Selected passage:
◆ ◆ ◆ ◆ ◆

The 2018 Speech from the Throne in Victoria outlined a number of priorities and issues that the provincial government will look to address over the coming months.
Read by Lieutenant-Governor Judith Guichon inside the Legislative Assembly, the speech outlined provincial government priorities across portfolios that include affordability, housing, education, health care and climate change.
“This session, B.C. will move in a new direction, with new investments in people and new opportunities for the future,” reads the text from the speech. “Government will take steps to address the challenges facing families today and put people first, regardless of who they are or where they live.”
However, the content of the speech fell a little short on it’s intended mark, said Kootenay East MLA Tom Shypitka.
“Although the speech identified where issues are with British Columbians, it didn’t provide a lot of substance on how they were going to handle it,” he said.

◆ ◆ ◆ ◆ ◆

Extracted data:
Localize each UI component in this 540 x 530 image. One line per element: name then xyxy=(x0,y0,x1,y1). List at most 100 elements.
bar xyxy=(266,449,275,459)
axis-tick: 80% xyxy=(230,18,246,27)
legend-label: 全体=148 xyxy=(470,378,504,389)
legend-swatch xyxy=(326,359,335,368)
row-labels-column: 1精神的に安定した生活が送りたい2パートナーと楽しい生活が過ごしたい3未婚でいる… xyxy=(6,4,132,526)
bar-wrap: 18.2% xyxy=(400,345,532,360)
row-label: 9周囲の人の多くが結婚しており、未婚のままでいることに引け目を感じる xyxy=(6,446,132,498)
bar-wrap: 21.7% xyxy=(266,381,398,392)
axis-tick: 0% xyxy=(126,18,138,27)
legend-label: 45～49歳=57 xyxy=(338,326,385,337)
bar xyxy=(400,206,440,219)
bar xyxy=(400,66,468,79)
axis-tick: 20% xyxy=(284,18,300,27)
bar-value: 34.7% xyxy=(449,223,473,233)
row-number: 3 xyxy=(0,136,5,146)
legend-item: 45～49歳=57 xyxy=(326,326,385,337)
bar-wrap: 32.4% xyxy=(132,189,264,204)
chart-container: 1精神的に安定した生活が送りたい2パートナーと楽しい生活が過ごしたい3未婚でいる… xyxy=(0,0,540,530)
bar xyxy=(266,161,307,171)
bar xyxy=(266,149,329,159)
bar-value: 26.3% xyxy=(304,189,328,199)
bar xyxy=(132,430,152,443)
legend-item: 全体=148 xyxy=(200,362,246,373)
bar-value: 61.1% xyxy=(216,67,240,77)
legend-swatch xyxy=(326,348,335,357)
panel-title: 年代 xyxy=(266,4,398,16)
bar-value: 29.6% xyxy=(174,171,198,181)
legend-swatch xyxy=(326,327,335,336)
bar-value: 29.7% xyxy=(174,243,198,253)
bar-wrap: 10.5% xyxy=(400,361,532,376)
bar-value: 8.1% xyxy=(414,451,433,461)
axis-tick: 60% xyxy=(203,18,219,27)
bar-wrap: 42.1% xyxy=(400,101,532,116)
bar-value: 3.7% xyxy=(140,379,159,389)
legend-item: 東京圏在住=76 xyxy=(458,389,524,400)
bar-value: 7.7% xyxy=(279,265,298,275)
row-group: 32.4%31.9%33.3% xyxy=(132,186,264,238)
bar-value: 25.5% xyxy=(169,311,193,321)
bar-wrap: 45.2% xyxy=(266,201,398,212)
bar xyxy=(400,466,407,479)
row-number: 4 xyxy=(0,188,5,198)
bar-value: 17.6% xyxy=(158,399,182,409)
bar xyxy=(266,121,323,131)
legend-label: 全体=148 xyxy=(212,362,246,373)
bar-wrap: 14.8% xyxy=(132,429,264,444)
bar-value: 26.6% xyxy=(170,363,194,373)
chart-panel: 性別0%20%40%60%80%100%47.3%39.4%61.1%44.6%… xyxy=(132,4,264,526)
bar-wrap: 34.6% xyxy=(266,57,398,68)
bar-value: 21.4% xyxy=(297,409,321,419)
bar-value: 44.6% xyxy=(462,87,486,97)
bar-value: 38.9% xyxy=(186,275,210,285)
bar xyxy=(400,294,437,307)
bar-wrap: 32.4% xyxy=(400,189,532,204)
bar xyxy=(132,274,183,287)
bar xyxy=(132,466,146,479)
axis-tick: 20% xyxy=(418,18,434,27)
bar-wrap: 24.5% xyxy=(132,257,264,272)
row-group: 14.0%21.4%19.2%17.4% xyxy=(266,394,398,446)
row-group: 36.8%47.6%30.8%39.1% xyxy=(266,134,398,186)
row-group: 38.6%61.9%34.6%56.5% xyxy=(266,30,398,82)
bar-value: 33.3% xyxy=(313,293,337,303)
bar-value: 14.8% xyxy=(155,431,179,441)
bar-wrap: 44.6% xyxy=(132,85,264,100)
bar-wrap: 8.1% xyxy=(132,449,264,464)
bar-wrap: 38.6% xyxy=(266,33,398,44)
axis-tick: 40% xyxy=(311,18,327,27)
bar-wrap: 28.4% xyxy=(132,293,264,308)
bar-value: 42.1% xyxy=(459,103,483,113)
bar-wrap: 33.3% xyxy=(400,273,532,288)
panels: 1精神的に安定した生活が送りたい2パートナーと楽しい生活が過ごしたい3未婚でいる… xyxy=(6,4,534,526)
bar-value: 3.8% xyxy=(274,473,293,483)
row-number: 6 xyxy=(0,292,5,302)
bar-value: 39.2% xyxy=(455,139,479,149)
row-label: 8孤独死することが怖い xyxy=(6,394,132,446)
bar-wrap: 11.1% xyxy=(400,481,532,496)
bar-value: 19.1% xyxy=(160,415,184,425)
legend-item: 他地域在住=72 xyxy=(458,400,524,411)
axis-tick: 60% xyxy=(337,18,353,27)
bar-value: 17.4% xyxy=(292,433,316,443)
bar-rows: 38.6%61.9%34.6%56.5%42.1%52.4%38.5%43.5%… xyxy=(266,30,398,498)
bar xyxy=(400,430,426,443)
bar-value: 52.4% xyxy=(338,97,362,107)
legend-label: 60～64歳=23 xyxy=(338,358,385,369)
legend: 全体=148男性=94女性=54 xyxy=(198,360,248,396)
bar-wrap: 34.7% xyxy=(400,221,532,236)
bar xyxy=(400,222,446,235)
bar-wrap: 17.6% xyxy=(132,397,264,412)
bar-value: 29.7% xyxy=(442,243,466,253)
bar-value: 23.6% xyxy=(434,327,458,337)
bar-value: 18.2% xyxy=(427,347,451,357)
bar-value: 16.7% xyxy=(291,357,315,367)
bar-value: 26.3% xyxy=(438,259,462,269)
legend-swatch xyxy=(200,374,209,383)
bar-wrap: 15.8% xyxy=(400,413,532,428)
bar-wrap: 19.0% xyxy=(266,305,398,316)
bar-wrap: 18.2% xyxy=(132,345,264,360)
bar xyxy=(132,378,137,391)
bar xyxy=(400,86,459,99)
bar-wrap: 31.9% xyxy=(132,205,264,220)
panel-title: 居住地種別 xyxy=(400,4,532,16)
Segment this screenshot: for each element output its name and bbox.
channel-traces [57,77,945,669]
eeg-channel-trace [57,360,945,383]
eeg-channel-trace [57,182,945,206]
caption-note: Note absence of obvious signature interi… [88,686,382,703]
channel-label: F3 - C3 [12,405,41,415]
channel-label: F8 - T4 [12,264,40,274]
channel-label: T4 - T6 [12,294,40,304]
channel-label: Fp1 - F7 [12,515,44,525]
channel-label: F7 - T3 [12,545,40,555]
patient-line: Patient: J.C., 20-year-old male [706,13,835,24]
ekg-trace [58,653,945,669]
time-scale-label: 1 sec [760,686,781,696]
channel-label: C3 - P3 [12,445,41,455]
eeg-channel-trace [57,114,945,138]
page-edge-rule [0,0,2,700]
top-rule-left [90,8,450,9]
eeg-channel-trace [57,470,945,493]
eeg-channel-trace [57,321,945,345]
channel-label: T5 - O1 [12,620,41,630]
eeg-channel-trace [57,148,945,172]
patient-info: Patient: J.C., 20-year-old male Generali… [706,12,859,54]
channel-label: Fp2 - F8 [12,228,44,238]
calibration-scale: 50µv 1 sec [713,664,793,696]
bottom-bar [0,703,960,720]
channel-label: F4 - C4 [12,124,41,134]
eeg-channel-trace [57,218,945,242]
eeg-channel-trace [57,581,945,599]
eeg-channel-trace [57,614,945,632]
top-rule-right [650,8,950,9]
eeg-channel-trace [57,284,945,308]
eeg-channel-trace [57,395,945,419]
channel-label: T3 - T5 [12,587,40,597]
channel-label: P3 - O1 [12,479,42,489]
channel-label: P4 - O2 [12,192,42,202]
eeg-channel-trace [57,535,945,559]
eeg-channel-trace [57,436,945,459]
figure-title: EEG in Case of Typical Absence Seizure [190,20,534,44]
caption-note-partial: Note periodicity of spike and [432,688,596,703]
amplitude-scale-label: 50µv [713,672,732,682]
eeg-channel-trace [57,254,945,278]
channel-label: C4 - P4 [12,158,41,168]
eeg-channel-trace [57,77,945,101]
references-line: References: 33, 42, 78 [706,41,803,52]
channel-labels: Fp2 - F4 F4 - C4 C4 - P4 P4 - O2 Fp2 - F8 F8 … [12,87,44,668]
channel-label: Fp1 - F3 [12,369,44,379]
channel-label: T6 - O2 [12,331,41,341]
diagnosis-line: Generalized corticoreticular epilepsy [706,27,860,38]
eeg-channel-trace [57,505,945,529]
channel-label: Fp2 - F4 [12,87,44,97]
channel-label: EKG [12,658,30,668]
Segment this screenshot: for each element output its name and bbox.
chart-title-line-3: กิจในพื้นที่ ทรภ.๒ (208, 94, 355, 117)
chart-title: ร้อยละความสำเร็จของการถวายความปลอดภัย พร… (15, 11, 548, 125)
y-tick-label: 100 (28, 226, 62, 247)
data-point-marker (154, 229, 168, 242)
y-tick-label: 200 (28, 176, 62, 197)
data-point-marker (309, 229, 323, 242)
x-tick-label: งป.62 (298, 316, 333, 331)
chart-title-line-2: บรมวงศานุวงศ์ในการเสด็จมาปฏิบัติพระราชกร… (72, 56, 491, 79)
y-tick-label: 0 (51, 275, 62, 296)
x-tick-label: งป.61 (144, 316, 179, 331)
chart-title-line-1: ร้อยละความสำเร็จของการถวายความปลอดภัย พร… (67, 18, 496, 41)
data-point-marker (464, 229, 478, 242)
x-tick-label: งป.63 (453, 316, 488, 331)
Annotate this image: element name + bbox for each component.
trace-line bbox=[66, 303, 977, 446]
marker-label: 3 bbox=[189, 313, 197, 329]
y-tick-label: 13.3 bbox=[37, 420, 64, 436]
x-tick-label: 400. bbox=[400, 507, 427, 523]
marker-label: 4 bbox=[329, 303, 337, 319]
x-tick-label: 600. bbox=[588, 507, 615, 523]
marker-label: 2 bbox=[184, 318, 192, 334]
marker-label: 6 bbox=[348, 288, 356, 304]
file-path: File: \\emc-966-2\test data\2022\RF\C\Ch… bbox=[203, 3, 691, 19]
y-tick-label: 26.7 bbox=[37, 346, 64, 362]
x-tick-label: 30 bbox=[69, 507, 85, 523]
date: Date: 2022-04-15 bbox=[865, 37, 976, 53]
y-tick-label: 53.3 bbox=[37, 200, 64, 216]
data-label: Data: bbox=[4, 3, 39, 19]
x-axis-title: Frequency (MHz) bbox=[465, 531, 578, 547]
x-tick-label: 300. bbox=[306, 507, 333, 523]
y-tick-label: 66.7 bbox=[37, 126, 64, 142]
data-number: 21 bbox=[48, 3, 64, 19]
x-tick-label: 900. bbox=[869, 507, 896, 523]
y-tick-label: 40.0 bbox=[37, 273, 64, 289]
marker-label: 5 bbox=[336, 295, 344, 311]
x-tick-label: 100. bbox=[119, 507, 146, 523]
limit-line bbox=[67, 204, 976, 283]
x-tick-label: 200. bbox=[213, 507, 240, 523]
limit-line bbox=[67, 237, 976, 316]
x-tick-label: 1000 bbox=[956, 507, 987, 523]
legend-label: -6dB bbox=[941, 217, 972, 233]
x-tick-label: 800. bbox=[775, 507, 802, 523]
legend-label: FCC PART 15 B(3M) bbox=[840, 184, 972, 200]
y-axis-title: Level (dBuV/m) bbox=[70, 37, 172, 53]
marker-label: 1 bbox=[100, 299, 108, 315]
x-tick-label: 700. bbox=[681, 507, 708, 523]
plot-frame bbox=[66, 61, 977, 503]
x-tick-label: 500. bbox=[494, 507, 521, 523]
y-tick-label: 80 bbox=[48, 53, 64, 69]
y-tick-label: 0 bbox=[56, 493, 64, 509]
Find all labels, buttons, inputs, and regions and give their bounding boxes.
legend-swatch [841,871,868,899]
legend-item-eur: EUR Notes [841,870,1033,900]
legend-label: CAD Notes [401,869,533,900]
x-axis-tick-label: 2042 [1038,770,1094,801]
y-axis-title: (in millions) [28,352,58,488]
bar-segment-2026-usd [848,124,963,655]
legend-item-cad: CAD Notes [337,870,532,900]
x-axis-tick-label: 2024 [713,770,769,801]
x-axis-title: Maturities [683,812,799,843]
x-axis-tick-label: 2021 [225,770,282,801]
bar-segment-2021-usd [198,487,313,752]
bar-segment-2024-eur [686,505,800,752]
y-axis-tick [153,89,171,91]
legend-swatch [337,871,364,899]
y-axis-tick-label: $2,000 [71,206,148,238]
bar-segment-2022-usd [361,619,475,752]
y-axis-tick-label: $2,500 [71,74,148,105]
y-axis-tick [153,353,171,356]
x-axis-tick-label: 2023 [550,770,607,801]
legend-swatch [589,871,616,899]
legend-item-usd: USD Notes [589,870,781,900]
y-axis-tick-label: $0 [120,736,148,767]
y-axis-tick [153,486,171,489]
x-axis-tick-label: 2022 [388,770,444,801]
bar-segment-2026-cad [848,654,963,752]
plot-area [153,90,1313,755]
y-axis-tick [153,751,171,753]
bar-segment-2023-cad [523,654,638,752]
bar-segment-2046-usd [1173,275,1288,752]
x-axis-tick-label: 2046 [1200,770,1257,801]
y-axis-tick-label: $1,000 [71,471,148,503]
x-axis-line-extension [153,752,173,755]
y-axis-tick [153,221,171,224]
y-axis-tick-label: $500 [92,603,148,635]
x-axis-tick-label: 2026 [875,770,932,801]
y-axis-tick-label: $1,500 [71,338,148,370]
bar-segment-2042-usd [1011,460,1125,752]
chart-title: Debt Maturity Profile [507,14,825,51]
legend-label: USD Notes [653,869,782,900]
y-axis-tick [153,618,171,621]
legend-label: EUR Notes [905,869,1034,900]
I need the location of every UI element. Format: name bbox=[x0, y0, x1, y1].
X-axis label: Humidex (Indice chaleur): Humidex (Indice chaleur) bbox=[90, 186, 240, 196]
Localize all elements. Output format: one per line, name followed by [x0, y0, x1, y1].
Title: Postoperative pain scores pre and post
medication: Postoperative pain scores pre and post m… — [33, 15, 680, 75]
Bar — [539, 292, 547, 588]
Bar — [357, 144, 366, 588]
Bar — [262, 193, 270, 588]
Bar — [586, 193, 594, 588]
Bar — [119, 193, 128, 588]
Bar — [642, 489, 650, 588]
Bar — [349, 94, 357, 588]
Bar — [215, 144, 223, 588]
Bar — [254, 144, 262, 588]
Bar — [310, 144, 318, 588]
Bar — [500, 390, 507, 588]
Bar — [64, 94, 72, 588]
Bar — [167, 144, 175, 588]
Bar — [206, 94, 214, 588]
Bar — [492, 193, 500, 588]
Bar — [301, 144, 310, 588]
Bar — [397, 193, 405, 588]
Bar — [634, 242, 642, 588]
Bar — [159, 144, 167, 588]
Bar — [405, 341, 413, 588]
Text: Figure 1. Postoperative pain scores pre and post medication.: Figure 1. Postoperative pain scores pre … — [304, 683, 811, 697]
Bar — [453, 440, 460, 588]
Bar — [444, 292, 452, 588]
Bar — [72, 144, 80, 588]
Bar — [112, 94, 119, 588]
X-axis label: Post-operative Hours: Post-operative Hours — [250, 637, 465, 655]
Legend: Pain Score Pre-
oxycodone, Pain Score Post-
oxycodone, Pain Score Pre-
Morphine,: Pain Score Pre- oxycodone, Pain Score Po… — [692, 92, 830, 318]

◆ ◆ ◆ ◆ ◆

Work request 1:
List the portfolios that, according to the text on the 2018 Speech from the Throne, the speech covered in outlining provincial government priorities.
Work request 2:
Repeat the part of the text on the 2018 Speech from the Throne that opens with the words containing "Read by Lieutenant-Governor" and closes with "MLA Tom Shypitka.".

Exercise result 1:
affordability
housing
education
health care
climate change

Exercise result 2:
Read by Lieutenant-Governor Judith Guichon inside the Legislative Assembly, the speech outlined provincial government priorities across portfolios that include affordability, housing, education, health care and climate change.
“This session, B.C. will move in a new direction, with new investments in people and new opportunities for the future,” reads the text from the speech. “Government will take steps to address the challenges facing families today and put people first, regardless of who they are or where they live.”
However, the content of the speech fell a little short on it’s intended mark, said Kootenay East MLA Tom Shypitka.